### Required task
Exactly repeat all the records below, omitting the images they hold.

### Records provided
○ ○ ○
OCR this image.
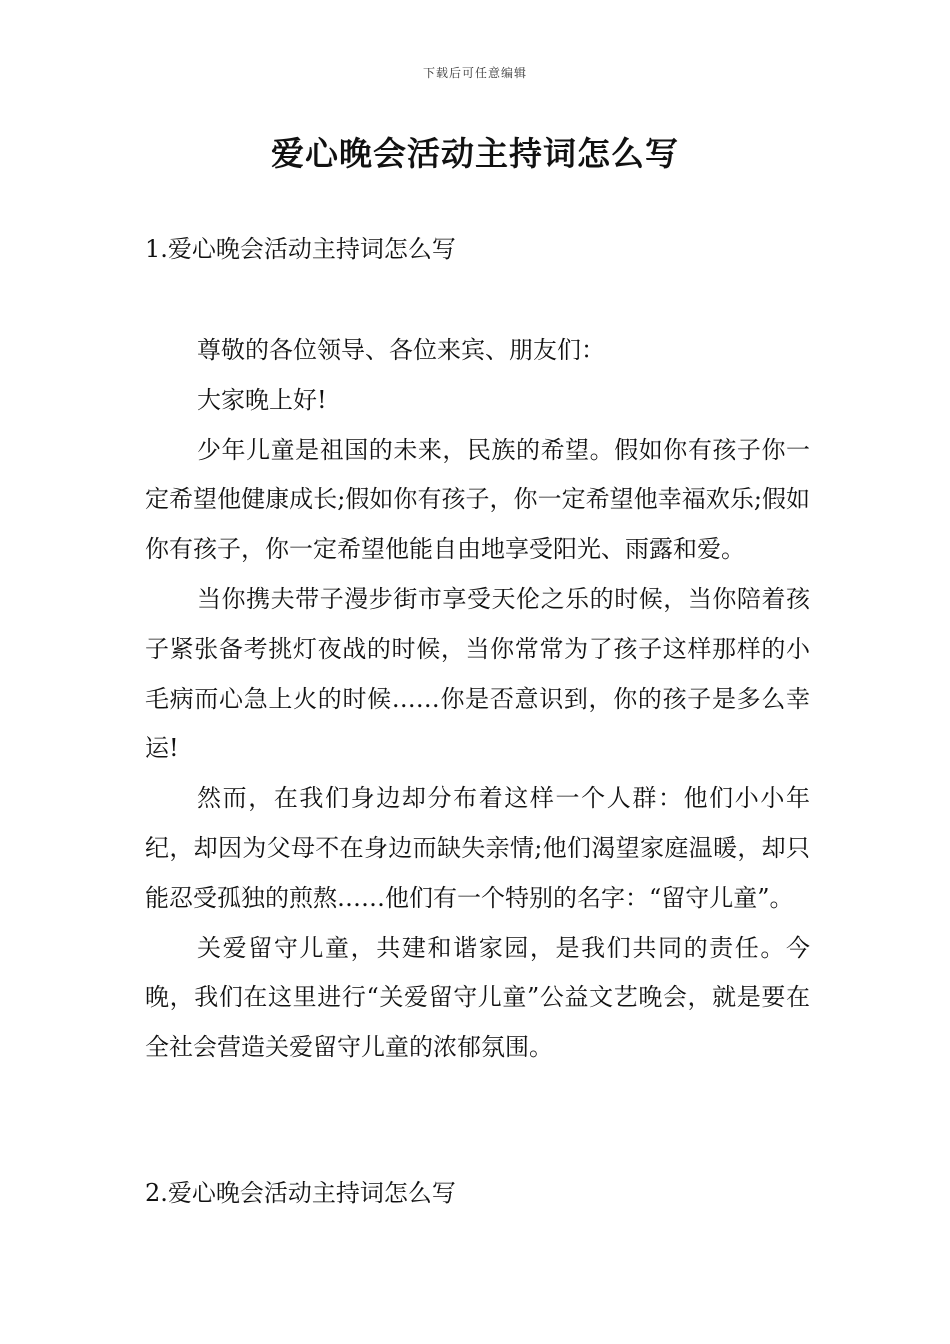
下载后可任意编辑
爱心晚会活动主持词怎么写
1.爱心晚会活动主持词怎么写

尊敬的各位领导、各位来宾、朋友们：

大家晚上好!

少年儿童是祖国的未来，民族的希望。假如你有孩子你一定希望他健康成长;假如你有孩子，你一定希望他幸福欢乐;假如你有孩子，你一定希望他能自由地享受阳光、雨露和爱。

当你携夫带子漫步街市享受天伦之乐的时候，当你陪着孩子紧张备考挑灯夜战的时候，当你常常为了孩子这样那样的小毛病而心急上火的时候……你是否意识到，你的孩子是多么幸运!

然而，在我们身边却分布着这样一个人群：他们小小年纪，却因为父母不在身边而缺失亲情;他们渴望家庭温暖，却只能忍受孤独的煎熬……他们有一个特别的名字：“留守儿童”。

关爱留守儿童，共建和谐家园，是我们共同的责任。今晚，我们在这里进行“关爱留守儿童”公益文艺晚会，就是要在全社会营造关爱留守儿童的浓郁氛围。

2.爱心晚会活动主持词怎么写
○ ○ ○
### Solution for this exercise
OCR this image.
下载后可任意编辑
爱心晚会活动主持词怎么写
1.爱心晚会活动主持词怎么写

尊敬的各位领导、各位来宾、朋友们：

大家晚上好!

少年儿童是祖国的未来，民族的希望。假如你有孩子你一定希望他健康成长;假如你有孩子，你一定希望他幸福欢乐;假如你有孩子，你一定希望他能自由地享受阳光、雨露和爱。

当你携夫带子漫步街市享受天伦之乐的时候，当你陪着孩子紧张备考挑灯夜战的时候，当你常常为了孩子这样那样的小毛病而心急上火的时候……你是否意识到，你的孩子是多么幸运!

然而，在我们身边却分布着这样一个人群：他们小小年纪，却因为父母不在身边而缺失亲情;他们渴望家庭温暖，却只能忍受孤独的煎熬……他们有一个特别的名字：“留守儿童”。

关爱留守儿童，共建和谐家园，是我们共同的责任。今晚，我们在这里进行“关爱留守儿童”公益文艺晚会，就是要在全社会营造关爱留守儿童的浓郁氛围。

2.爱心晚会活动主持词怎么写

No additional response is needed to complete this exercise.